Output each line of the material exactly as it stands.

━━━━━ Provided records ━━━━━

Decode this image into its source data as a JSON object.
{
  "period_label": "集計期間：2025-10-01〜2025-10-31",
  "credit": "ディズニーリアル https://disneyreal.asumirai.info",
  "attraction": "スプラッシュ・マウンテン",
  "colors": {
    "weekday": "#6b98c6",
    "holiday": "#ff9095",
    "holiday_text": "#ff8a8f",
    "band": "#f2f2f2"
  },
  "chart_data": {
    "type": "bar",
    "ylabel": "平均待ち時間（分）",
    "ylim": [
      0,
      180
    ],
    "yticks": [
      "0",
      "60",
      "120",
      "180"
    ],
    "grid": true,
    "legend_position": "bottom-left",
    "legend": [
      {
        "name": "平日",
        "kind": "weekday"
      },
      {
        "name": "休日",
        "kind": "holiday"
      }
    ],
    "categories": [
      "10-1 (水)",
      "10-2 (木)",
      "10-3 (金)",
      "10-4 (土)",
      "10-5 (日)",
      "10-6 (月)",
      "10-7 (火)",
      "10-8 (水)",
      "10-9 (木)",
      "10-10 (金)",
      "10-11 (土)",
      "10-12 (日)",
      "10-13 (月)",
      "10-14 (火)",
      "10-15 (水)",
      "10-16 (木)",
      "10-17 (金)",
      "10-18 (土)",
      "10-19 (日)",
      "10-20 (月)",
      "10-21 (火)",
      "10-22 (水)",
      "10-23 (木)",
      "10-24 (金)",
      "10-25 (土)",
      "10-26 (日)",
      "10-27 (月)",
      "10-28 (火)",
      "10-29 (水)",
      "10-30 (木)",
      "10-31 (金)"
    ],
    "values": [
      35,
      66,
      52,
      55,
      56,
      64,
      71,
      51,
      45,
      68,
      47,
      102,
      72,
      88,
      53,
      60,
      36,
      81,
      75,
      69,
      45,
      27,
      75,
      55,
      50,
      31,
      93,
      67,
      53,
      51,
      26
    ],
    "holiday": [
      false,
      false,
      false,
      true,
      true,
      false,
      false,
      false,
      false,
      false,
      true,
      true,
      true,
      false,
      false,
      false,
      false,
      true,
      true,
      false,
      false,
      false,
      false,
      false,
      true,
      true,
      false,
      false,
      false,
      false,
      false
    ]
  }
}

━━━━━

Completed task:
Decode this image into its source data as a JSON object.
{
  "period_label": "集計期間：2025-10-01〜2025-10-31",
  "credit": "ディズニーリアル https://disneyreal.asumirai.info",
  "attraction": "スプラッシュ・マウンテン",
  "colors": {
    "weekday": "#6b98c6",
    "holiday": "#ff9095",
    "holiday_text": "#ff8a8f",
    "band": "#f2f2f2"
  },
  "chart_data": {
    "type": "bar",
    "ylabel": "平均待ち時間（分）",
    "ylim": [
      0,
      180
    ],
    "yticks": [
      "0",
      "60",
      "120",
      "180"
    ],
    "grid": true,
    "legend_position": "bottom-left",
    "legend": [
      {
        "name": "平日",
        "kind": "weekday"
      },
      {
        "name": "休日",
        "kind": "holiday"
      }
    ],
    "categories": [
      "10-1 (水)",
      "10-2 (木)",
      "10-3 (金)",
      "10-4 (土)",
      "10-5 (日)",
      "10-6 (月)",
      "10-7 (火)",
      "10-8 (水)",
      "10-9 (木)",
      "10-10 (金)",
      "10-11 (土)",
      "10-12 (日)",
      "10-13 (月)",
      "10-14 (火)",
      "10-15 (水)",
      "10-16 (木)",
      "10-17 (金)",
      "10-18 (土)",
      "10-19 (日)",
      "10-20 (月)",
      "10-21 (火)",
      "10-22 (水)",
      "10-23 (木)",
      "10-24 (金)",
      "10-25 (土)",
      "10-26 (日)",
      "10-27 (月)",
      "10-28 (火)",
      "10-29 (水)",
      "10-30 (木)",
      "10-31 (金)"
    ],
    "values": [
      35,
      66,
      52,
      55,
      56,
      64,
      71,
      51,
      45,
      68,
      47,
      102,
      72,
      88,
      53,
      60,
      36,
      81,
      75,
      69,
      45,
      27,
      75,
      55,
      50,
      31,
      93,
      67,
      53,
      51,
      26
    ],
    "holiday": [
      false,
      false,
      false,
      true,
      true,
      false,
      false,
      false,
      false,
      false,
      true,
      true,
      true,
      false,
      false,
      false,
      false,
      true,
      true,
      false,
      false,
      false,
      false,
      false,
      true,
      true,
      false,
      false,
      false,
      false,
      false
    ]
  }
}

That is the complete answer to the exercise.